Go through the data below and copy it exactly, skipping every picture.

===== INPUT MATERIAL

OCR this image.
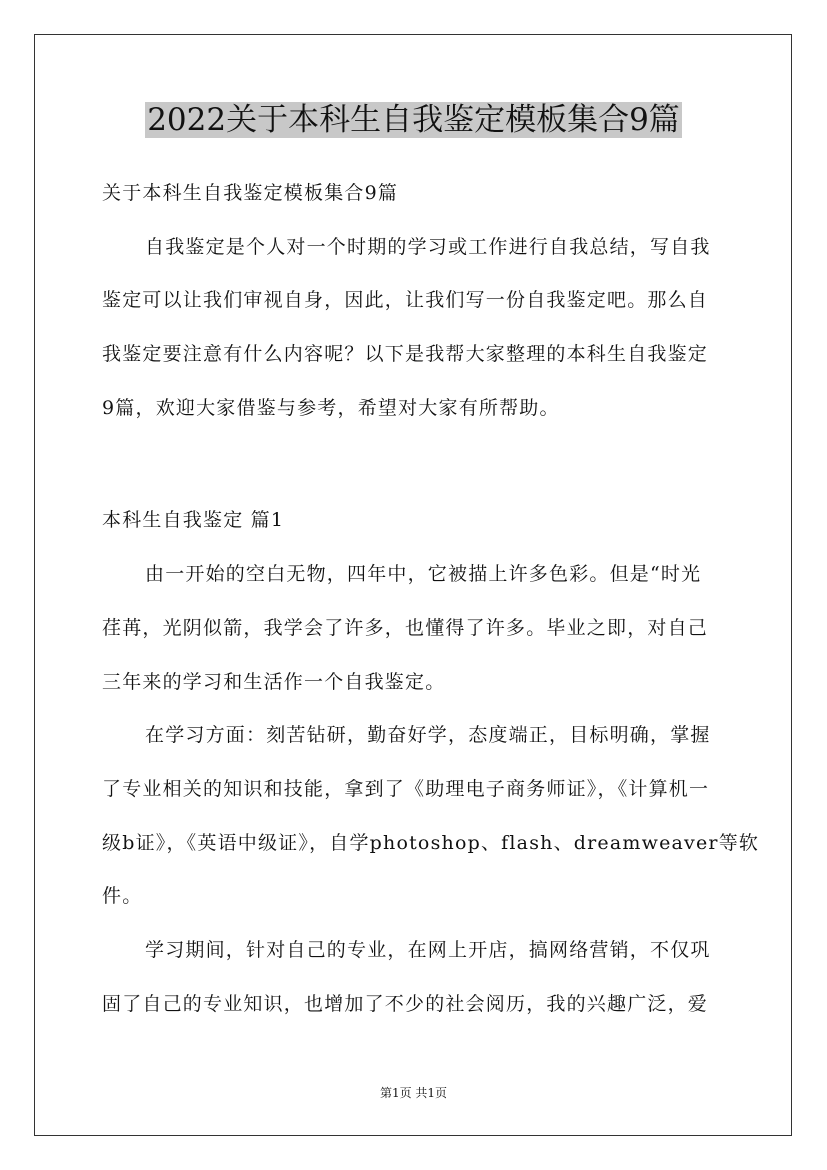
2022关于本科生自我鉴定模板集合9篇

关于本科生自我鉴定模板集合9篇

自我鉴定是个人对一个时期的学习或工作进行自我总结，写自我

鉴定可以让我们审视自身，因此，让我们写一份自我鉴定吧。那么自

我鉴定要注意有什么内容呢？以下是我帮大家整理的本科生自我鉴定

9篇，欢迎大家借鉴与参考，希望对大家有所帮助。

本科生自我鉴定 篇1

由一开始的空白无物，四年中，它被描上许多色彩。但是“时光

荏苒，光阴似箭，我学会了许多，也懂得了许多。毕业之即，对自己

三年来的学习和生活作一个自我鉴定。

在学习方面：刻苦钻研，勤奋好学，态度端正，目标明确，掌握

了专业相关的知识和技能，拿到了《助理电子商务师证》，《计算机一

级b证》，《英语中级证》，自学photoshop、flash、dreamweaver等软

件。

学习期间，针对自己的专业，在网上开店，搞网络营销，不仅巩

固了自己的专业知识，也增加了不少的社会阅历，我的兴趣广泛，爱

第1页 共1页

==========

- SOLUTION TO THIS PROBLEM -
OCR this image.
2022关于本科生自我鉴定模板集合9篇

关于本科生自我鉴定模板集合9篇

自我鉴定是个人对一个时期的学习或工作进行自我总结，写自我

鉴定可以让我们审视自身，因此，让我们写一份自我鉴定吧。那么自

我鉴定要注意有什么内容呢？以下是我帮大家整理的本科生自我鉴定

9篇，欢迎大家借鉴与参考，希望对大家有所帮助。

本科生自我鉴定 篇1

由一开始的空白无物，四年中，它被描上许多色彩。但是“时光

荏苒，光阴似箭，我学会了许多，也懂得了许多。毕业之即，对自己

三年来的学习和生活作一个自我鉴定。

在学习方面：刻苦钻研，勤奋好学，态度端正，目标明确，掌握

了专业相关的知识和技能，拿到了《助理电子商务师证》，《计算机一

级b证》，《英语中级证》，自学photoshop、flash、dreamweaver等软

件。

学习期间，针对自己的专业，在网上开店，搞网络营销，不仅巩

固了自己的专业知识，也增加了不少的社会阅历，我的兴趣广泛，爱

第1页 共1页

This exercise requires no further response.